[RECORD LIST]
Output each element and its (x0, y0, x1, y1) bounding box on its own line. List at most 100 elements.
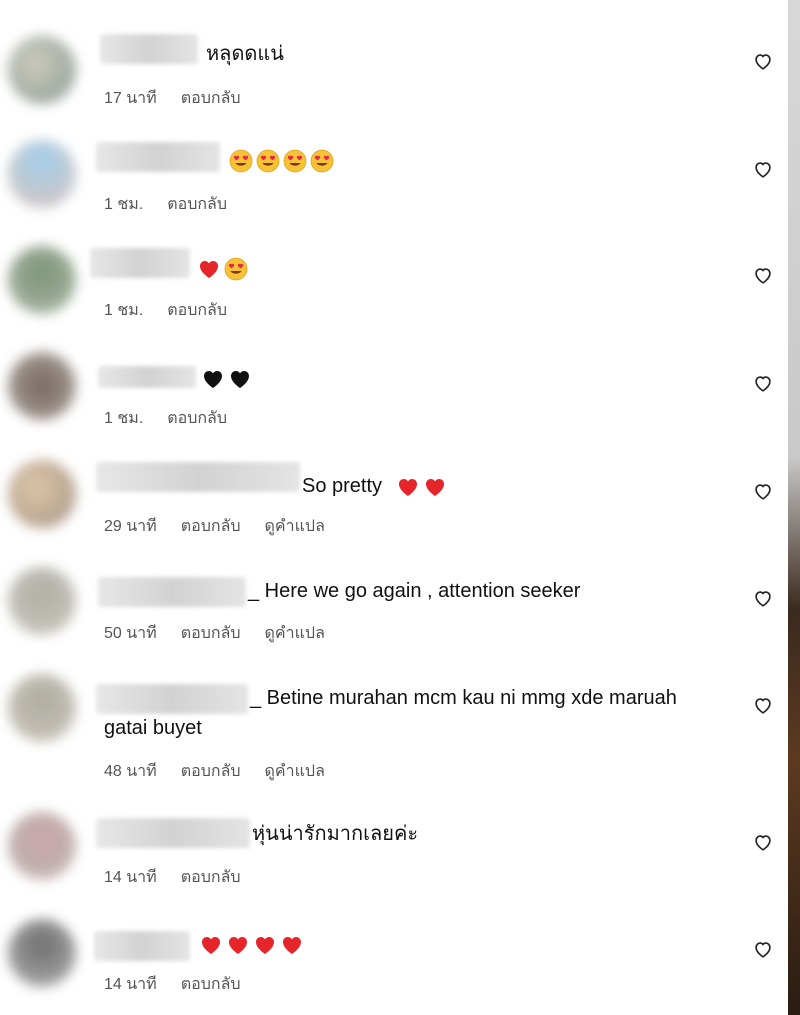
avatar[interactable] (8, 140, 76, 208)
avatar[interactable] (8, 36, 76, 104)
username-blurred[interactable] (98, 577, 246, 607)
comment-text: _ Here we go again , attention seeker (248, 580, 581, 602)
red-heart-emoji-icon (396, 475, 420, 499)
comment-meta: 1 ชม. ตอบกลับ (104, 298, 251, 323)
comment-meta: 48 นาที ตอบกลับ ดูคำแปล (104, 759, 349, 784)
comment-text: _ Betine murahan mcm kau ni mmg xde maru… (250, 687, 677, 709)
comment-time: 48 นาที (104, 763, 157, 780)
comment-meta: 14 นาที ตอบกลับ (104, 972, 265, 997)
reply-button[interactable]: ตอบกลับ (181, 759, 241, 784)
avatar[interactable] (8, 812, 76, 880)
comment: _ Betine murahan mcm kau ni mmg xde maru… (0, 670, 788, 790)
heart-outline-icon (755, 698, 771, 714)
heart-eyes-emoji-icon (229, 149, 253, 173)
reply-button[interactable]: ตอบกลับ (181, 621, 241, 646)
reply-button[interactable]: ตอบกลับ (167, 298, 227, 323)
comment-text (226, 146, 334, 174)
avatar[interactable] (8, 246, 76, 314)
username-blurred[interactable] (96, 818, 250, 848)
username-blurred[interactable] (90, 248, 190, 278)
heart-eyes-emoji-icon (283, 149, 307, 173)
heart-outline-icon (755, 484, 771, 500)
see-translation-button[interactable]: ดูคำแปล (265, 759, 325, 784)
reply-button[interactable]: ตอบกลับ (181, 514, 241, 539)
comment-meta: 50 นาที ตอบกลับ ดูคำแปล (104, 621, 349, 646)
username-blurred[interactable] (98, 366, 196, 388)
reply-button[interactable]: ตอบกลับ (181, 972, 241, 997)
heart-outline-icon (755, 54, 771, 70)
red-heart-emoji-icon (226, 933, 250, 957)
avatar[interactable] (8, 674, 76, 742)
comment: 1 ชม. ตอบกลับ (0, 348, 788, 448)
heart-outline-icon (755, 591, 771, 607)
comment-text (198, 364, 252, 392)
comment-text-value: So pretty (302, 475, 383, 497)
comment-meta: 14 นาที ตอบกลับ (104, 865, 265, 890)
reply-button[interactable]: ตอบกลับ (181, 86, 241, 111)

[SET EXERCISE]
Can you edit all the items above so that every "username-blurred" becomes "username-hidden", with nothing else changed? Omit the picture from your answer.

[THE COMPLETED TASK]
Output each element and its (x0, y0, x1, y1) bounding box on its own line. List at most 100 elements.
avatar[interactable] (8, 140, 76, 208)
avatar[interactable] (8, 36, 76, 104)
username-hidden[interactable] (98, 577, 246, 607)
comment-text: _ Here we go again , attention seeker (248, 580, 581, 602)
red-heart-emoji-icon (396, 475, 420, 499)
comment-meta: 1 ชม. ตอบกลับ (104, 298, 251, 323)
comment-meta: 48 นาที ตอบกลับ ดูคำแปล (104, 759, 349, 784)
comment-text: _ Betine murahan mcm kau ni mmg xde maru… (250, 687, 677, 709)
comment-time: 48 นาที (104, 763, 157, 780)
comment-meta: 14 นาที ตอบกลับ (104, 972, 265, 997)
reply-button[interactable]: ตอบกลับ (181, 759, 241, 784)
avatar[interactable] (8, 812, 76, 880)
comment: _ Betine murahan mcm kau ni mmg xde maru… (0, 670, 788, 790)
heart-outline-icon (755, 698, 771, 714)
heart-eyes-emoji-icon (229, 149, 253, 173)
reply-button[interactable]: ตอบกลับ (181, 621, 241, 646)
reply-button[interactable]: ตอบกลับ (167, 298, 227, 323)
comment-text (226, 146, 334, 174)
avatar[interactable] (8, 246, 76, 314)
username-hidden[interactable] (96, 818, 250, 848)
username-hidden[interactable] (90, 248, 190, 278)
heart-eyes-emoji-icon (283, 149, 307, 173)
heart-outline-icon (755, 484, 771, 500)
see-translation-button[interactable]: ดูคำแปล (265, 759, 325, 784)
reply-button[interactable]: ตอบกลับ (181, 514, 241, 539)
comment-meta: 50 นาที ตอบกลับ ดูคำแปล (104, 621, 349, 646)
username-hidden[interactable] (98, 366, 196, 388)
reply-button[interactable]: ตอบกลับ (181, 972, 241, 997)
heart-outline-icon (755, 54, 771, 70)
red-heart-emoji-icon (226, 933, 250, 957)
avatar[interactable] (8, 674, 76, 742)
comment: 1 ชม. ตอบกลับ (0, 348, 788, 448)
heart-outline-icon (755, 591, 771, 607)
comment-text (198, 364, 252, 392)
comment-text-value: So pretty (302, 475, 383, 497)
comment-meta: 14 นาที ตอบกลับ (104, 865, 265, 890)
reply-button[interactable]: ตอบกลับ (181, 86, 241, 111)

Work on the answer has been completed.